(What is needed): Each line below is to be written out in full, exactly as shown.

(Records for this exercise):
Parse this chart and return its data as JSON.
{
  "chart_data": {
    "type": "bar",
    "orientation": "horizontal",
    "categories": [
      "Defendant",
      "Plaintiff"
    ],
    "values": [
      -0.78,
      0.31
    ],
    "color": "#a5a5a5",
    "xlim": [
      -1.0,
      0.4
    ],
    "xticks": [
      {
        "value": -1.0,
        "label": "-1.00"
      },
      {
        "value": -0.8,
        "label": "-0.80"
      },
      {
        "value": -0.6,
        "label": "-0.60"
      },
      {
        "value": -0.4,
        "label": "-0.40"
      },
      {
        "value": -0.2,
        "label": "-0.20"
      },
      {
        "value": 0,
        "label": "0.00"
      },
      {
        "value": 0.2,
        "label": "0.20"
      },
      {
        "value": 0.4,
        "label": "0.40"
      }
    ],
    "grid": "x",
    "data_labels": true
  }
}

(Response below):
Parse this chart and return its data as JSON.
{
  "chart_data": {
    "type": "bar",
    "orientation": "horizontal",
    "categories": [
      "Defendant",
      "Plaintiff"
    ],
    "values": [
      -0.78,
      0.31
    ],
    "color": "#a5a5a5",
    "xlim": [
      -1.0,
      0.4
    ],
    "xticks": [
      {
        "value": -1.0,
        "label": "-1.00"
      },
      {
        "value": -0.8,
        "label": "-0.80"
      },
      {
        "value": -0.6,
        "label": "-0.60"
      },
      {
        "value": -0.4,
        "label": "-0.40"
      },
      {
        "value": -0.2,
        "label": "-0.20"
      },
      {
        "value": 0,
        "label": "0.00"
      },
      {
        "value": 0.2,
        "label": "0.20"
      },
      {
        "value": 0.4,
        "label": "0.40"
      }
    ],
    "grid": "x",
    "data_labels": true
  }
}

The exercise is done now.